Which lines contain the word "period"? Return each of them as written.
──────────────────────────────
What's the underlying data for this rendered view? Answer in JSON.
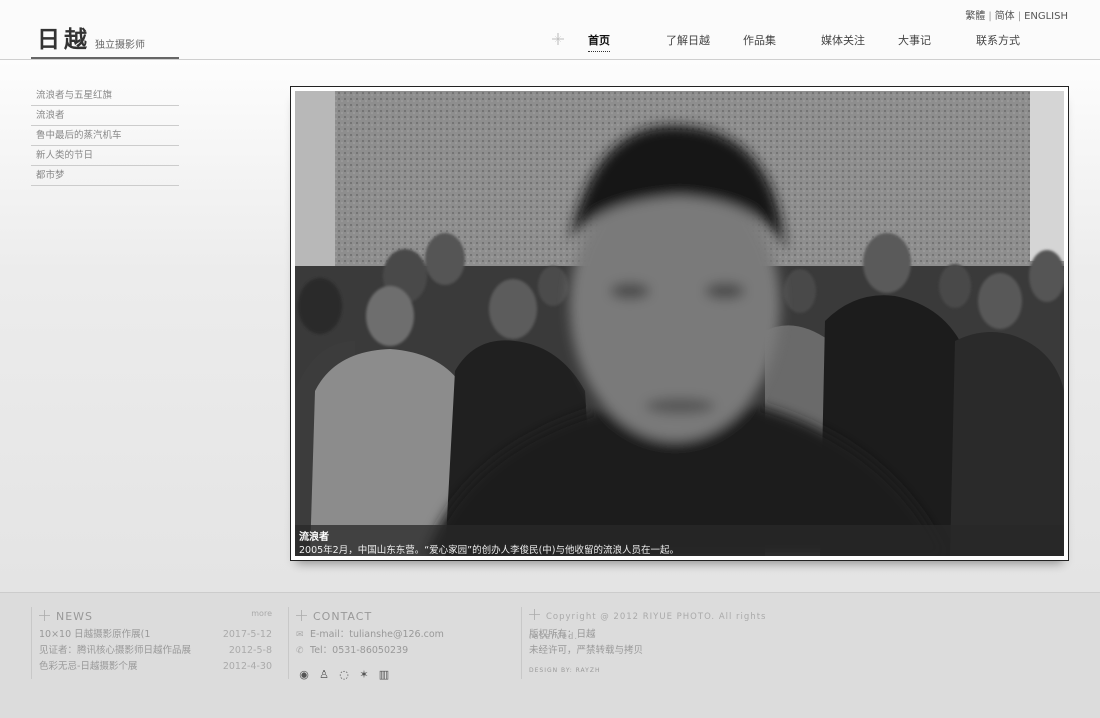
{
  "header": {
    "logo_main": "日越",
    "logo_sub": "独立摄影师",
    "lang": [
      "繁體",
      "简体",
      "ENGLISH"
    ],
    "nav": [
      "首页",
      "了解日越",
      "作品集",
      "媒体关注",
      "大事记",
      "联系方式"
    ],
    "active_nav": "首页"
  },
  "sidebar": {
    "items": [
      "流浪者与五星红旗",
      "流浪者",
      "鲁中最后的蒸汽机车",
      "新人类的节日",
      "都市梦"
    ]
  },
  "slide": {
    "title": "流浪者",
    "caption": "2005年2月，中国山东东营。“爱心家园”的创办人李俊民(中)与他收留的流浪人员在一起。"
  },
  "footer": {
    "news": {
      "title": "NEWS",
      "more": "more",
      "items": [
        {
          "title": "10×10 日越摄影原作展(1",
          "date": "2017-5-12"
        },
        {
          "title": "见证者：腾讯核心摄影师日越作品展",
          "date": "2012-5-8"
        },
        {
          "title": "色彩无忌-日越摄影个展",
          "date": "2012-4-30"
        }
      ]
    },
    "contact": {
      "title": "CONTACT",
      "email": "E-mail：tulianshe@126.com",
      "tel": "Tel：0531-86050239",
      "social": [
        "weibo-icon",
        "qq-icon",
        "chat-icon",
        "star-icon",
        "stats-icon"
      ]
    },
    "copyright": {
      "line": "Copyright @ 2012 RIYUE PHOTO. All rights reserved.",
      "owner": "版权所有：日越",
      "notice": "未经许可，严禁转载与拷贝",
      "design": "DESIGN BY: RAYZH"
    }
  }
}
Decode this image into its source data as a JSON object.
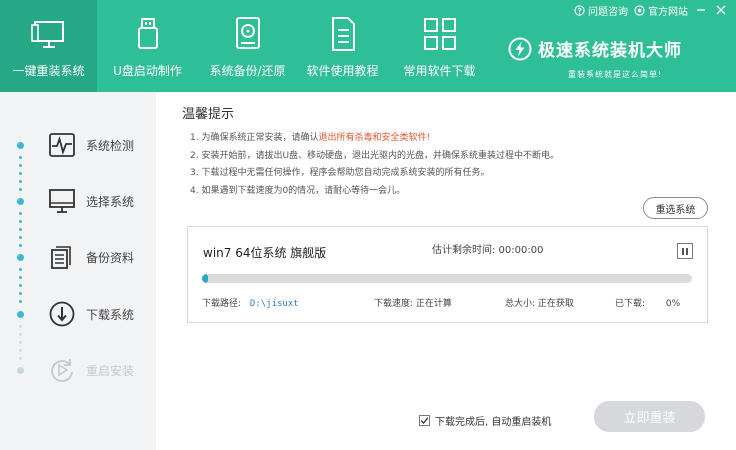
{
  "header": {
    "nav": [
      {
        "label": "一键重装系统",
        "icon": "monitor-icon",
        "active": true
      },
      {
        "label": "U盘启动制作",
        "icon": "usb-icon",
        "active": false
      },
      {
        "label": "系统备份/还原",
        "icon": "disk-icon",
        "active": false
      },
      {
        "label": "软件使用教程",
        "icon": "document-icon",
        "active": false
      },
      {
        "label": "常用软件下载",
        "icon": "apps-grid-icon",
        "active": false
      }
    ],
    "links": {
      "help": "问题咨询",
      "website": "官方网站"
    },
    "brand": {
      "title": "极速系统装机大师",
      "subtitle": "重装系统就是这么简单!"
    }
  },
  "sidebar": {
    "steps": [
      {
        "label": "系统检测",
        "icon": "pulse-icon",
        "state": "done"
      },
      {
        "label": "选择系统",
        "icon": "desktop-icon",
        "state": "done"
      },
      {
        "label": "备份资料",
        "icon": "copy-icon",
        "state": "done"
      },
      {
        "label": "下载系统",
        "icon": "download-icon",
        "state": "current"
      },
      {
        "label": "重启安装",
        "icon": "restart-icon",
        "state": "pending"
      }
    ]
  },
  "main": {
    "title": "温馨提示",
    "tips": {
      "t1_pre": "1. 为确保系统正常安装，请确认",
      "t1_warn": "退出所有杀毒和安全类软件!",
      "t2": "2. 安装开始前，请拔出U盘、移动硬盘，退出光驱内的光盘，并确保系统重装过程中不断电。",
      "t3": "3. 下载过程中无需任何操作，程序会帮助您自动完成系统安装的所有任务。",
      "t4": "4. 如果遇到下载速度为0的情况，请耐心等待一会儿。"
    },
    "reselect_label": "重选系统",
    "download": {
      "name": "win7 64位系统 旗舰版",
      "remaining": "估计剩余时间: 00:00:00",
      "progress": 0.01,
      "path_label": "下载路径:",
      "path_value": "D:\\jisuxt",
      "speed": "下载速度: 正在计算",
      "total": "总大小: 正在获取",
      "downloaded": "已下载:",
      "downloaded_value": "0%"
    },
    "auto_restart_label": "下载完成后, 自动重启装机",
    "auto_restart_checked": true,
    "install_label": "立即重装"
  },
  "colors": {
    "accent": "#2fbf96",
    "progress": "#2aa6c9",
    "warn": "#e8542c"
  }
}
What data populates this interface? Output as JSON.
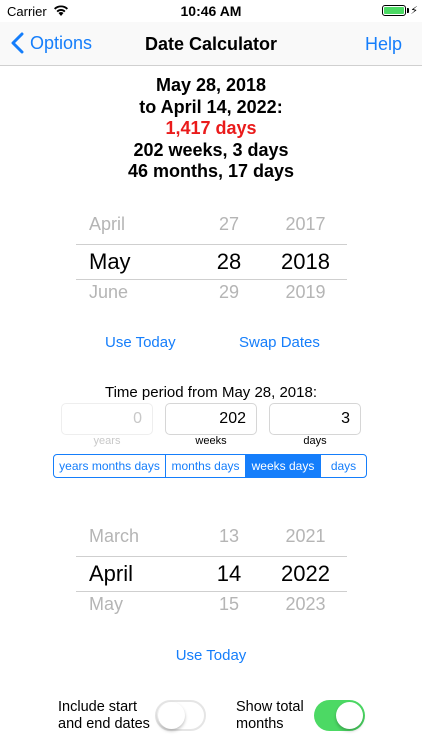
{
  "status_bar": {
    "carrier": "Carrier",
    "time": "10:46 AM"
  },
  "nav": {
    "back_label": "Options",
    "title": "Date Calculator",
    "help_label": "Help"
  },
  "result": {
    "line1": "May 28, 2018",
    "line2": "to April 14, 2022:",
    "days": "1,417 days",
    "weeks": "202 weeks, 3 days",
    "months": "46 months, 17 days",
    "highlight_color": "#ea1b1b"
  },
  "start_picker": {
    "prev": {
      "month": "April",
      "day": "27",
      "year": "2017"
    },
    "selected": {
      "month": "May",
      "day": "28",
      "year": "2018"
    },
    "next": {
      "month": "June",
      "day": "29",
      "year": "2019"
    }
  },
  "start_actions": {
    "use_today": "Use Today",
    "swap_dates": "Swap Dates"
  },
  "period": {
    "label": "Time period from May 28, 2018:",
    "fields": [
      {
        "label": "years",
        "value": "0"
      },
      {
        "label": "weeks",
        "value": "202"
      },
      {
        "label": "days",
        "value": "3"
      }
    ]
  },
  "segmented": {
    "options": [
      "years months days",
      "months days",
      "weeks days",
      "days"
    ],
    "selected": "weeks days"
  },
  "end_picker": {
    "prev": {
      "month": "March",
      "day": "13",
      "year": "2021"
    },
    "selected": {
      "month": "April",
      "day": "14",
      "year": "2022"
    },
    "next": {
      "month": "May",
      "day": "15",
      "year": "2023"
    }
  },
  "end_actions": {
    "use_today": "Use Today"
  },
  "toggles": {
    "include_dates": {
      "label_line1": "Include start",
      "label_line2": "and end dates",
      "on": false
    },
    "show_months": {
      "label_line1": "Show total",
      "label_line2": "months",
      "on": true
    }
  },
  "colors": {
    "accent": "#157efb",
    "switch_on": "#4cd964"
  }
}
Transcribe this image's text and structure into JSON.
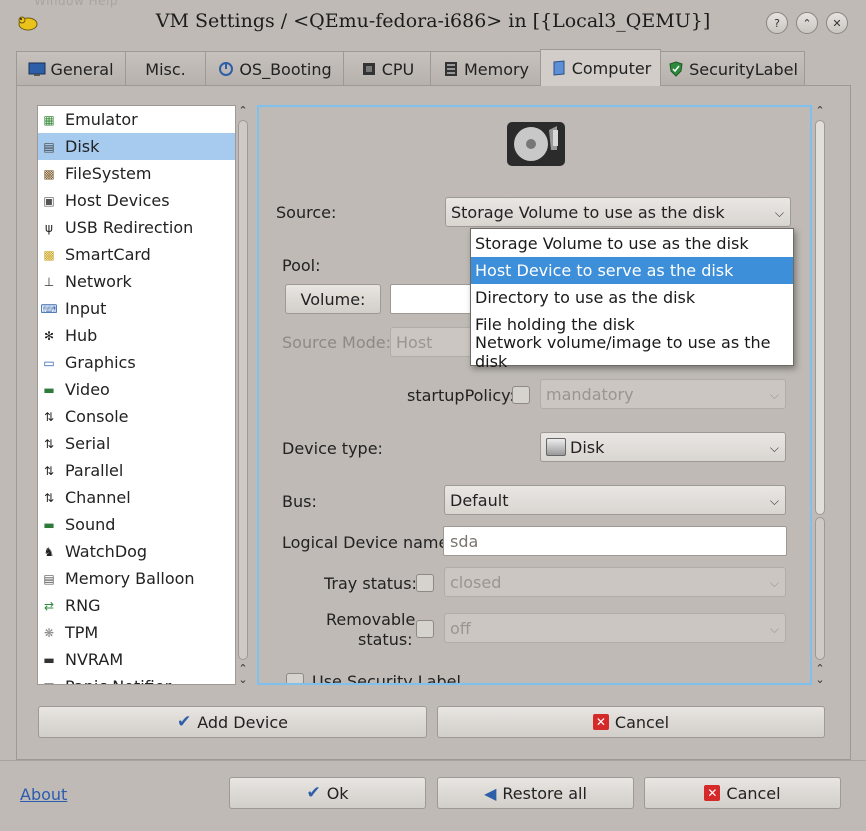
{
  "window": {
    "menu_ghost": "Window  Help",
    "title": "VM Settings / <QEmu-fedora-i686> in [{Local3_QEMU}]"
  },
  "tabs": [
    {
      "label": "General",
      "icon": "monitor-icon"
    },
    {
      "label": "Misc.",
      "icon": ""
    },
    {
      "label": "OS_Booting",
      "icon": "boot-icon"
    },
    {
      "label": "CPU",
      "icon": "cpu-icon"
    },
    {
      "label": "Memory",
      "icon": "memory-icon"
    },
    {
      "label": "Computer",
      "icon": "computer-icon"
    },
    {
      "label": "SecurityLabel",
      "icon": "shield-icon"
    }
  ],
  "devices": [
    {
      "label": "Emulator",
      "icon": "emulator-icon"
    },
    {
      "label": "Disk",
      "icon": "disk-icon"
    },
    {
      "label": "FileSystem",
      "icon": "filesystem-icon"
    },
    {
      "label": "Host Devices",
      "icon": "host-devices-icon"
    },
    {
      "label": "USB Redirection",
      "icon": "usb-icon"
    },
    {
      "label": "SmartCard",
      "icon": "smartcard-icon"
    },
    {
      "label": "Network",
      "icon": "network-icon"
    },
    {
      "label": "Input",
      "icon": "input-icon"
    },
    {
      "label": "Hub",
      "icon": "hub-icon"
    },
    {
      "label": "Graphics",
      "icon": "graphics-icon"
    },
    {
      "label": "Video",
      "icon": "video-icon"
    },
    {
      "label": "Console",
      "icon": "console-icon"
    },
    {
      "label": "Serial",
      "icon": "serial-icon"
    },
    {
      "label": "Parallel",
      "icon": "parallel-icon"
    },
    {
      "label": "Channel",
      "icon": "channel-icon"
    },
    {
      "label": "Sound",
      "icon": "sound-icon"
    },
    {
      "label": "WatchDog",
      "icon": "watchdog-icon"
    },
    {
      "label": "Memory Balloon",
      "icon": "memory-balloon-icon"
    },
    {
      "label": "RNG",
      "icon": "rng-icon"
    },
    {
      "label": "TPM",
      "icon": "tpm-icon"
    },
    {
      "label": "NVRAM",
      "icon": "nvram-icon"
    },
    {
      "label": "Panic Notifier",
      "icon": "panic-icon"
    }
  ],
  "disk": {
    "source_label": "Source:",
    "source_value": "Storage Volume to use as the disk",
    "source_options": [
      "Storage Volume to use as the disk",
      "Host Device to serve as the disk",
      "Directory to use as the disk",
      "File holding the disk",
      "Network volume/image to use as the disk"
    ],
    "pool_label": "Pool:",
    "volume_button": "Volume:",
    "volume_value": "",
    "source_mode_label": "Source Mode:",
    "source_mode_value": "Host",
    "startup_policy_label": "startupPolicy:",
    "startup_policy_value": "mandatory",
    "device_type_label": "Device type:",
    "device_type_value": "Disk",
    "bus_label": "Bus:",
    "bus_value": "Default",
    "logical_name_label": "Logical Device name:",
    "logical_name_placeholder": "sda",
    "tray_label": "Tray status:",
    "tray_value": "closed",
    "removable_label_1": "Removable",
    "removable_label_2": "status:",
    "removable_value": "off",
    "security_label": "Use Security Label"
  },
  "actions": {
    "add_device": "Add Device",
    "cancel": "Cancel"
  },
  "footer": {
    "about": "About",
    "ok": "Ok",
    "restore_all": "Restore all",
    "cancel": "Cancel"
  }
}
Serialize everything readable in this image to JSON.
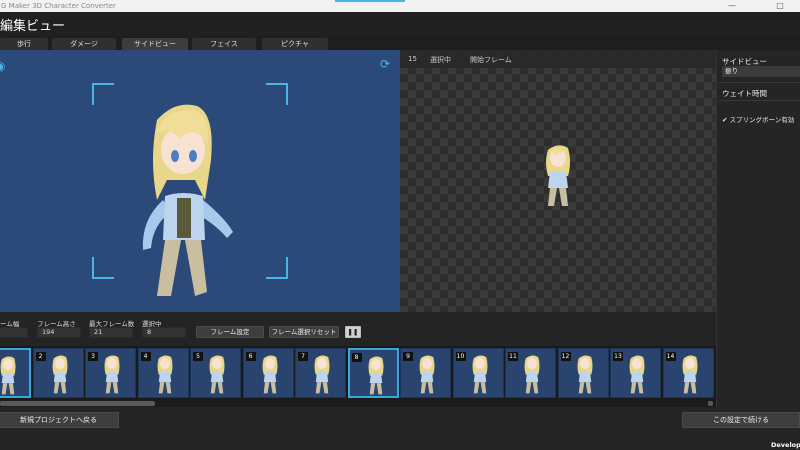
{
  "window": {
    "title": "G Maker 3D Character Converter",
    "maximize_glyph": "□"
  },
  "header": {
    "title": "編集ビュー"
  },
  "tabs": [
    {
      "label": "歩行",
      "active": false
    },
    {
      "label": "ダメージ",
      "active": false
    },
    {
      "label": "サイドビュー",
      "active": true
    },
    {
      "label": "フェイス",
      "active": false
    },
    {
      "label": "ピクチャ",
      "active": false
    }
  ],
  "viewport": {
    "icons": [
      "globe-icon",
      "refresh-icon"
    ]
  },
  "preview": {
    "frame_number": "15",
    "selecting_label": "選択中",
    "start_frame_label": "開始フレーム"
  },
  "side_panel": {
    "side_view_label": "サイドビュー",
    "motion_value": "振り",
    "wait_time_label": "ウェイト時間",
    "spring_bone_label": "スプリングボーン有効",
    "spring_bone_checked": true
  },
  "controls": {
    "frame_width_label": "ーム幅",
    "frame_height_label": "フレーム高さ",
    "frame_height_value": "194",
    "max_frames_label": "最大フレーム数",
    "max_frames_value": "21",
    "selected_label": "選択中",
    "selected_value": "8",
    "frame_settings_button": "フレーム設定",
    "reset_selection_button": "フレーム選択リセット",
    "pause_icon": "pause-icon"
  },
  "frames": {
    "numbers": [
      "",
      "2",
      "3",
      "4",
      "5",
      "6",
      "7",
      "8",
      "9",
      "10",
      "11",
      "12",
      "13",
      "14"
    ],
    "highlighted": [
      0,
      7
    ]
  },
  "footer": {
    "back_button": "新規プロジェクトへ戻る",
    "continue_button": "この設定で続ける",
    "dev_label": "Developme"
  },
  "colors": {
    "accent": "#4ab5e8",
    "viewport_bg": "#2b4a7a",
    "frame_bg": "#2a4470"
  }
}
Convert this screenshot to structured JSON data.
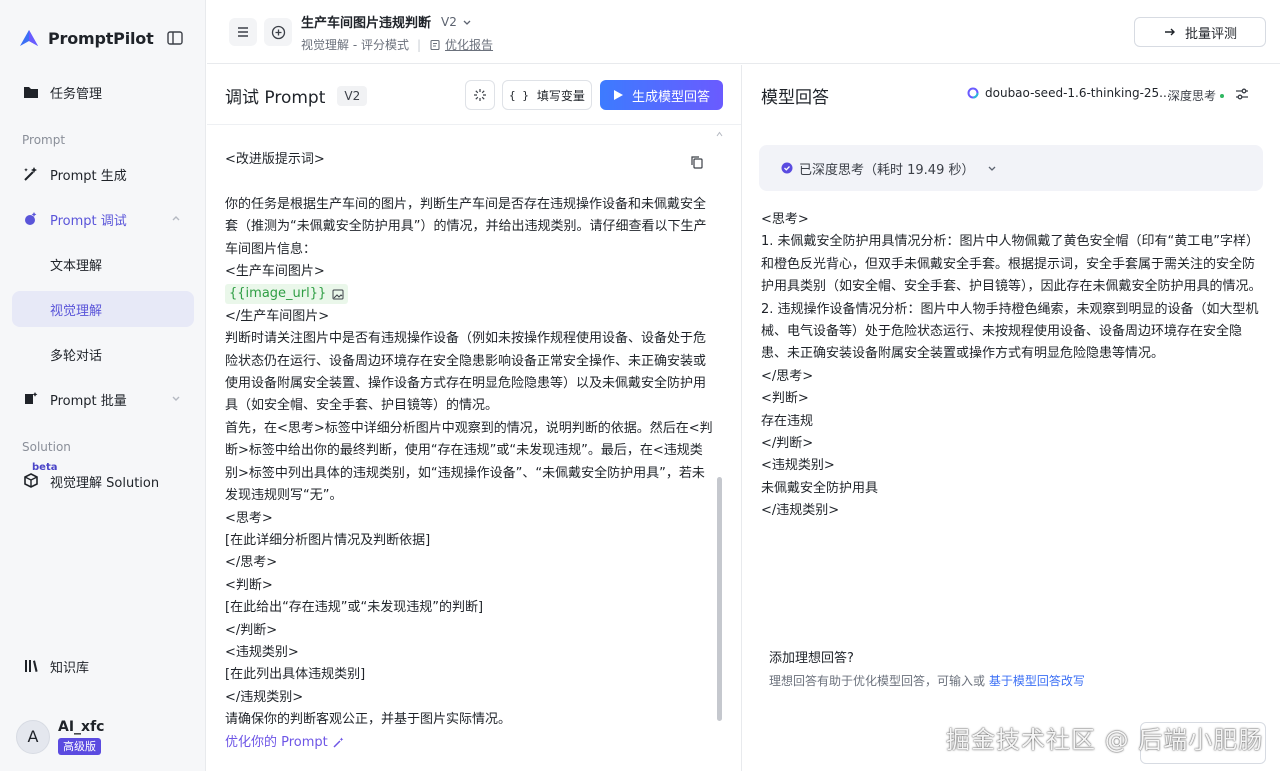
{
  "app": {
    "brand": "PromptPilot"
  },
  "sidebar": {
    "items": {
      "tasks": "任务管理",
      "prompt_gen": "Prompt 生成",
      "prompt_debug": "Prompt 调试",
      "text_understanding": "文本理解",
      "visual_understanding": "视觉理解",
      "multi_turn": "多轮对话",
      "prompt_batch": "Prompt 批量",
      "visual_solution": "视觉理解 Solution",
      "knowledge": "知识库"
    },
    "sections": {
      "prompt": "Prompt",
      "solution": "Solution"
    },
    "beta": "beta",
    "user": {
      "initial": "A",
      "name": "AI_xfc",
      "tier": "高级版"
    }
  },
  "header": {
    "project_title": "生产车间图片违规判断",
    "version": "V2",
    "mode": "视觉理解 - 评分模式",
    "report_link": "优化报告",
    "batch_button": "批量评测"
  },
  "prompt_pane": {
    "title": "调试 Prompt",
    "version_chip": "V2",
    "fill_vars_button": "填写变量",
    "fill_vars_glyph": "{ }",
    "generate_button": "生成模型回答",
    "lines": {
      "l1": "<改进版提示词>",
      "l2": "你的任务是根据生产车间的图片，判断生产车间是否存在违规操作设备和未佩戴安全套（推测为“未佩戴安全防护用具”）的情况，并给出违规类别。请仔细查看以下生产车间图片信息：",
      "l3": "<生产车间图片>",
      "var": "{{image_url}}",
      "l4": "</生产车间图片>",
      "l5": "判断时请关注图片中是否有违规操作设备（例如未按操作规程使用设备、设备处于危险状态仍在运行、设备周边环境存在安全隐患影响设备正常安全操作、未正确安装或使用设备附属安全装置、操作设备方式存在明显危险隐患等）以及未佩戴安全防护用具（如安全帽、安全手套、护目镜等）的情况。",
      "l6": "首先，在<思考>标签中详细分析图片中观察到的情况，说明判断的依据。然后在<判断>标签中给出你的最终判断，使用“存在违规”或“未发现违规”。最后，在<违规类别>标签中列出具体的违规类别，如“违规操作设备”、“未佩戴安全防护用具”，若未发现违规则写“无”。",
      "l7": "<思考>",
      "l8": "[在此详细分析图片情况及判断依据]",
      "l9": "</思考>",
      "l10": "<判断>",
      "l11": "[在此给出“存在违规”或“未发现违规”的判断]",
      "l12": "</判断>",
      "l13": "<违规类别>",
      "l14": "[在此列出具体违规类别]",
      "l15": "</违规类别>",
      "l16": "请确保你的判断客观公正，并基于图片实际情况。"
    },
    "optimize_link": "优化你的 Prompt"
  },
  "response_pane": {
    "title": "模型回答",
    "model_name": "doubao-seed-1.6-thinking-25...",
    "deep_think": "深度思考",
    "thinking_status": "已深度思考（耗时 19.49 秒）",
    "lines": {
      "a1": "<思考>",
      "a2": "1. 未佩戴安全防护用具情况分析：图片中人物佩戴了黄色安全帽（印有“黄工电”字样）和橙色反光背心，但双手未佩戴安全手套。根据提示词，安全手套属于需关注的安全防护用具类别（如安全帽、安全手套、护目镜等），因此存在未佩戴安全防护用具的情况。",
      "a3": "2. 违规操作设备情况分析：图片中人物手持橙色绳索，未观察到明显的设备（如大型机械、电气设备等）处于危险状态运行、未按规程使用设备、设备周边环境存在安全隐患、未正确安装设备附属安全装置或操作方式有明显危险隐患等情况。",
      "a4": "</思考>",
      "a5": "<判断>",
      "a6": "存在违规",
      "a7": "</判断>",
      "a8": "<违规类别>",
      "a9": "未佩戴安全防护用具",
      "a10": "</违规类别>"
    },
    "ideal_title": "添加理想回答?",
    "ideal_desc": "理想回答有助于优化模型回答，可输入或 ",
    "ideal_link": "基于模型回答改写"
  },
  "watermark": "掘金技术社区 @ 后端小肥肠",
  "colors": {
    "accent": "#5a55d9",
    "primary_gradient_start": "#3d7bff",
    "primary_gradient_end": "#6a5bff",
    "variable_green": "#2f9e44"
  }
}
──────────────────────────────
__ANSWER FOR THIS EXERCISE__.
  "period": {
    "label": "Time period from May 28, 2018:",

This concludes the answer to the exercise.